▸ Entries provided
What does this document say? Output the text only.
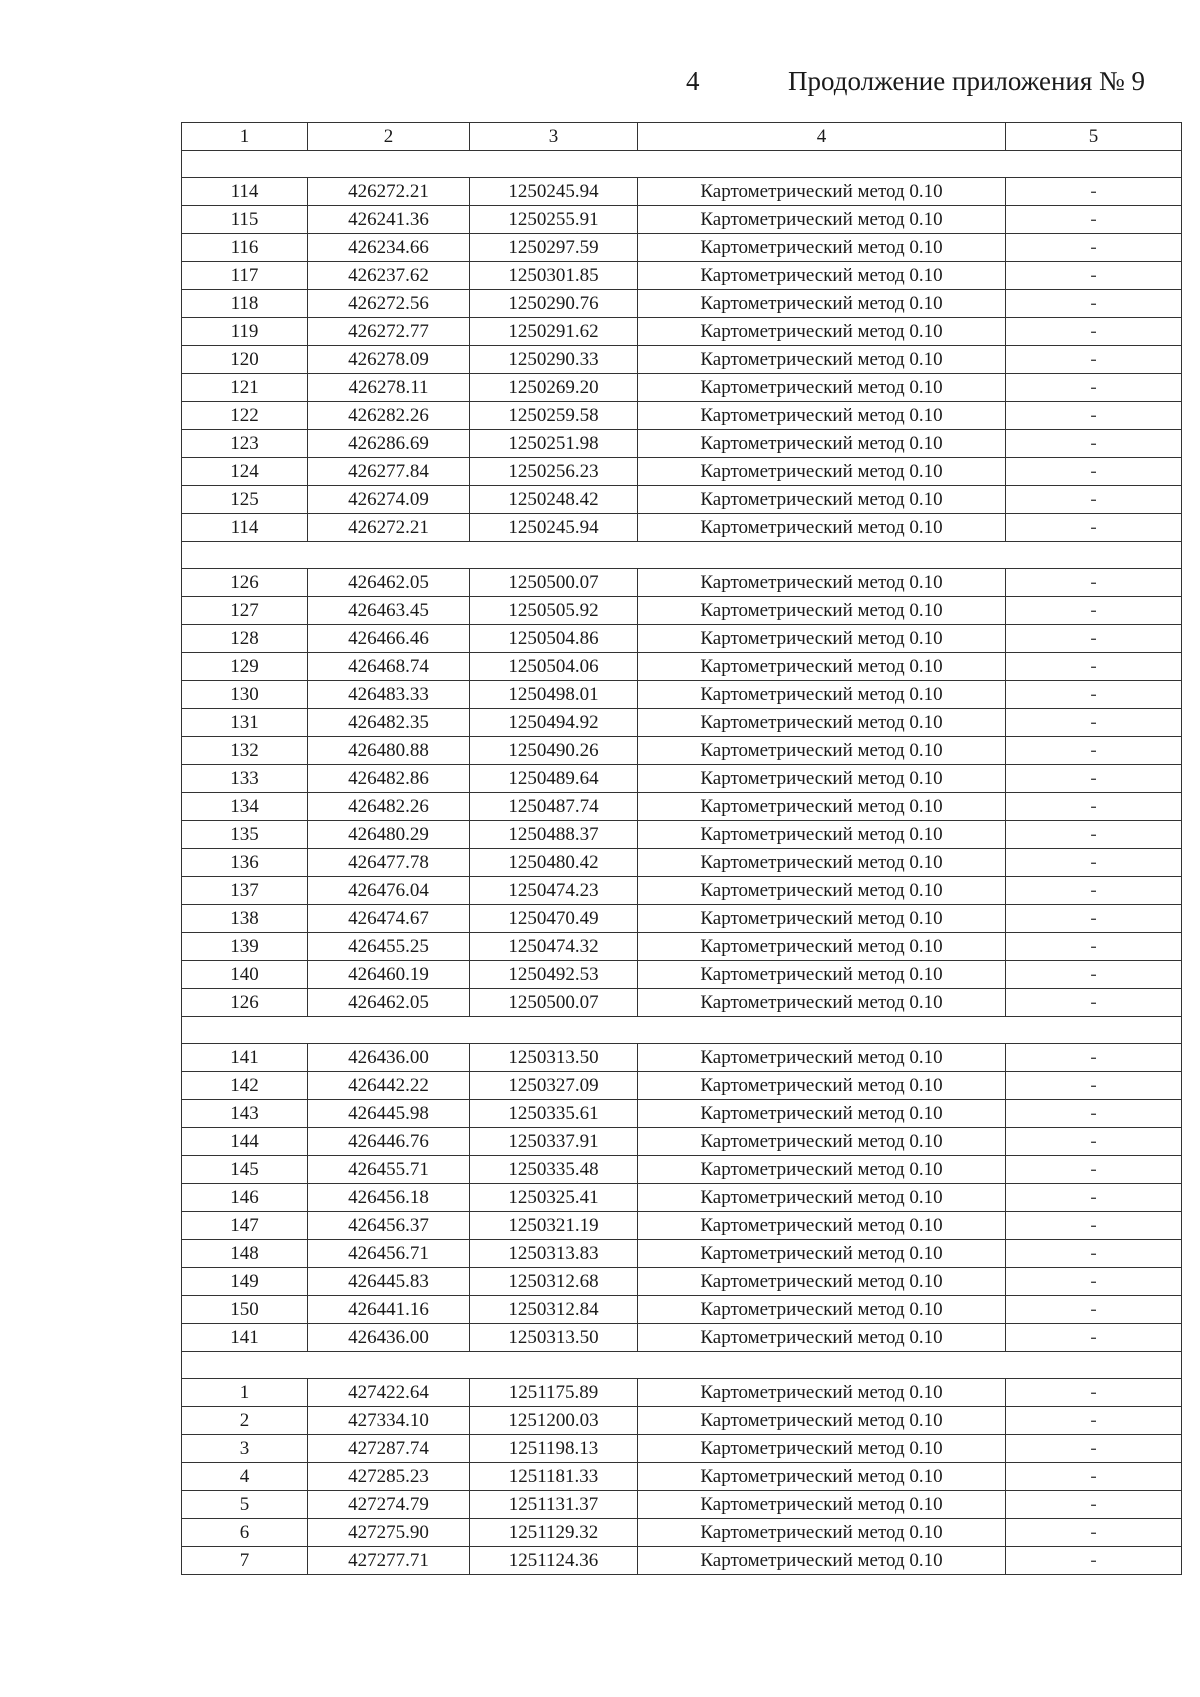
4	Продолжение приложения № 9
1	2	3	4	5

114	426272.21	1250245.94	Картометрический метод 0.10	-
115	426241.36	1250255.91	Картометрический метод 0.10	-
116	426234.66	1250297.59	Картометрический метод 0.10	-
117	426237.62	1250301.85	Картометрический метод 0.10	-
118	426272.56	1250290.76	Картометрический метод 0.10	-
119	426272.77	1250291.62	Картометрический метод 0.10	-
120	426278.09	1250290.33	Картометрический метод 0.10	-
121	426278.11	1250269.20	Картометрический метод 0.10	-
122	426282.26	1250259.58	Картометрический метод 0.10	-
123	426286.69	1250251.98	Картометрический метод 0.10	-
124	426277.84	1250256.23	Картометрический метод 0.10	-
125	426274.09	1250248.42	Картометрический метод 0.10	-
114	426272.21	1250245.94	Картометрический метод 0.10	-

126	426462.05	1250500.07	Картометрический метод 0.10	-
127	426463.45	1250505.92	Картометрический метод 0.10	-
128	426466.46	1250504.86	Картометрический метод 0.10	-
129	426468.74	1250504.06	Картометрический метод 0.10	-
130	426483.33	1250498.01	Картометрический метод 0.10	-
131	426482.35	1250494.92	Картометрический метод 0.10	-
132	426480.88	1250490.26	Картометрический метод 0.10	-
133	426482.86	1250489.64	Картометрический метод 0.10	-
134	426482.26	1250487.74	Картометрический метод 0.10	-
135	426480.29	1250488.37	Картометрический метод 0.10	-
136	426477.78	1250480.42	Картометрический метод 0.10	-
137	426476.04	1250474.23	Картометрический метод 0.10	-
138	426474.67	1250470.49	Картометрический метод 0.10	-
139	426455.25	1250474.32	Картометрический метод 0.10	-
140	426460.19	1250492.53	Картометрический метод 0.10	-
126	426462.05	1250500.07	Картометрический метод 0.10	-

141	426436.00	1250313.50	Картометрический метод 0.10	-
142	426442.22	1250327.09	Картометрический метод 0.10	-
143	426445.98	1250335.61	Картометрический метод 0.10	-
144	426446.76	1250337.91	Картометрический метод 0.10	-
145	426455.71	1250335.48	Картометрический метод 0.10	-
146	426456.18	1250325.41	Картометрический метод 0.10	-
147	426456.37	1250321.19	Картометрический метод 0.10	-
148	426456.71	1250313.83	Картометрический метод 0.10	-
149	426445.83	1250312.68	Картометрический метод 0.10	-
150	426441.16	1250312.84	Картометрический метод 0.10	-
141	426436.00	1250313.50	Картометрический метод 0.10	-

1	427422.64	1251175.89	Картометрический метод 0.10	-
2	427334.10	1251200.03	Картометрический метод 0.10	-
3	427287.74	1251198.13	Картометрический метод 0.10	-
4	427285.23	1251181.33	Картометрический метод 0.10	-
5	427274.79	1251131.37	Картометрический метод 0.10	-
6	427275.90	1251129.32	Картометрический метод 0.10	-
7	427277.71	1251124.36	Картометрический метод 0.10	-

==

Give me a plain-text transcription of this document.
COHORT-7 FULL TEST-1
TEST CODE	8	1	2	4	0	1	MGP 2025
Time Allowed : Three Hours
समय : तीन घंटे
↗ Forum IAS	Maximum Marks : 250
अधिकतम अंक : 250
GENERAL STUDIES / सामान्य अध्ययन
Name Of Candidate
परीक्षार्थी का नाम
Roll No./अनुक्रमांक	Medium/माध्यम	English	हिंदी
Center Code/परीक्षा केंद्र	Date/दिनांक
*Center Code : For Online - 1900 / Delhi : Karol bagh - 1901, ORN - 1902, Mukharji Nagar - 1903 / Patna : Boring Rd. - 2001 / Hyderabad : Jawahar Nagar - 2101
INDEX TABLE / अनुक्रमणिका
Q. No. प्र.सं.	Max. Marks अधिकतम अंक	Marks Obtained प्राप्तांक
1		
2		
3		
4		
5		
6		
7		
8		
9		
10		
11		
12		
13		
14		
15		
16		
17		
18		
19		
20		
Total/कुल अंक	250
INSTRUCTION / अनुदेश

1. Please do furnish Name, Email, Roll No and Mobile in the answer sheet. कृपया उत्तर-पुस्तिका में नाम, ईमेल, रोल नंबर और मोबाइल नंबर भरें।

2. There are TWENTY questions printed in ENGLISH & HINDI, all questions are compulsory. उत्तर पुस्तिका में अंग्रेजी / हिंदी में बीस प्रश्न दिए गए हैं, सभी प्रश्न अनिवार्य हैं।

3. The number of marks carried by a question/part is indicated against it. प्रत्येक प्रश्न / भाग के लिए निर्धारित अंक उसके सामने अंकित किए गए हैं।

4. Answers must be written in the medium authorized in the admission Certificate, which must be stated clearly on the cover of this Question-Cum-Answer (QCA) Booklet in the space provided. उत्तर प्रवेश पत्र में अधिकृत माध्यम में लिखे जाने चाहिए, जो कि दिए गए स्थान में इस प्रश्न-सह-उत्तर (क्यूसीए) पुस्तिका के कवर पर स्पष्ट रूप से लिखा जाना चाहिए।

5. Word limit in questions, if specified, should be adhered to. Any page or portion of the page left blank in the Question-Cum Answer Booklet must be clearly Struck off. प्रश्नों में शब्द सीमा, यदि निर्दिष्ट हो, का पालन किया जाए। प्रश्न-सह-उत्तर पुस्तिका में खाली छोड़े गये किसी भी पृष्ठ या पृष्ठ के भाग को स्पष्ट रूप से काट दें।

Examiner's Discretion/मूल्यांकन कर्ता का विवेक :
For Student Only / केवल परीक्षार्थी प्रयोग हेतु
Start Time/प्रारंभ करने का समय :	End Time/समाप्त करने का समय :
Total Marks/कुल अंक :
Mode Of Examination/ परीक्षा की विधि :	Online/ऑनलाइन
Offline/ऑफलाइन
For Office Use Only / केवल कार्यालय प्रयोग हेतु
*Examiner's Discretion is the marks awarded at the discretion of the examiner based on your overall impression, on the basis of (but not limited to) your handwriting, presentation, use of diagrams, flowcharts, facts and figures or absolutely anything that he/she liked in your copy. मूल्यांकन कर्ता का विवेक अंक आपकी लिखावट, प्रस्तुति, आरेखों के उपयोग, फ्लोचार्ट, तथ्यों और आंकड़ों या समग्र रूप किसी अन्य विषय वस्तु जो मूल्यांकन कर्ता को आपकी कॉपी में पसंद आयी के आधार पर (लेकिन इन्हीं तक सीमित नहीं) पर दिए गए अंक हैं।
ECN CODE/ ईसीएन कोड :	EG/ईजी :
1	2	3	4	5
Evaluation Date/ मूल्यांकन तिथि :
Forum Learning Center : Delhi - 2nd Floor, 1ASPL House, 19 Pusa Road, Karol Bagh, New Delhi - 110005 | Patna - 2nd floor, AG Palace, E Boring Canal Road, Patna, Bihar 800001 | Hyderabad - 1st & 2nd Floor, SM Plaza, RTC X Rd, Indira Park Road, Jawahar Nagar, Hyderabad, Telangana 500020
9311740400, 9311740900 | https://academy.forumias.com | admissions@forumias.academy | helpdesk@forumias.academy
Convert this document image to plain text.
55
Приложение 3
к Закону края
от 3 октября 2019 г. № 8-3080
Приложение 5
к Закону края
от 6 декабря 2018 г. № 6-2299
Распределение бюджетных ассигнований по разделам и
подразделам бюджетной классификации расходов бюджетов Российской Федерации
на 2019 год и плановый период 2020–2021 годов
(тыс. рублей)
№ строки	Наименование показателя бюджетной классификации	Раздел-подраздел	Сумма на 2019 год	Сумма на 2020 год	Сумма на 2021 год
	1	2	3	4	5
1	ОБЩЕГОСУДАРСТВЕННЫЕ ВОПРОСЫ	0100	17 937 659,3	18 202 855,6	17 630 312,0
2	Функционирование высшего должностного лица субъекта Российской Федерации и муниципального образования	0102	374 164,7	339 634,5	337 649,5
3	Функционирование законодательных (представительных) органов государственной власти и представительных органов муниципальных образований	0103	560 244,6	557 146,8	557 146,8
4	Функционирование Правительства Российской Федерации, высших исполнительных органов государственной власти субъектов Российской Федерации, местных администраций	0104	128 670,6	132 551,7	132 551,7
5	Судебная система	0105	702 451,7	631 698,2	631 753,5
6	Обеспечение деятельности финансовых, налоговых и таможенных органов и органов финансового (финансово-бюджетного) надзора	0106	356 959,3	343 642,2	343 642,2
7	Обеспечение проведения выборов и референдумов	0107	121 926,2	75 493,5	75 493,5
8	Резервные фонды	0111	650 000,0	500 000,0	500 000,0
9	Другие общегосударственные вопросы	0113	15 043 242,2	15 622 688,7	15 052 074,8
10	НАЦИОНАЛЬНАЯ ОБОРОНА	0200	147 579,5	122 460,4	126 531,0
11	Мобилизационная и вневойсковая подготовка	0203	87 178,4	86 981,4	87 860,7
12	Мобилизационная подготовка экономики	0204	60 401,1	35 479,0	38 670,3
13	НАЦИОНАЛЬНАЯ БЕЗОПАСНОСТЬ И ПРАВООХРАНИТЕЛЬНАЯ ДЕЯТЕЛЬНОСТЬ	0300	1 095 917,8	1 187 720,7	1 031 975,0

▸ Exercise instructions
Check each line above for the word "государственной" and copy the ones that have it.

▸ Output of the exercise
3	Функционирование законодательных (представительных) органов государственной власти и представительных органов муниципальных образований	0103	560 244,6	557 146,8	557 146,8
4	Функционирование Правительства Российской Федерации, высших исполнительных органов государственной власти субъектов Российской Федерации, местных администраций	0104	128 670,6	132 551,7	132 551,7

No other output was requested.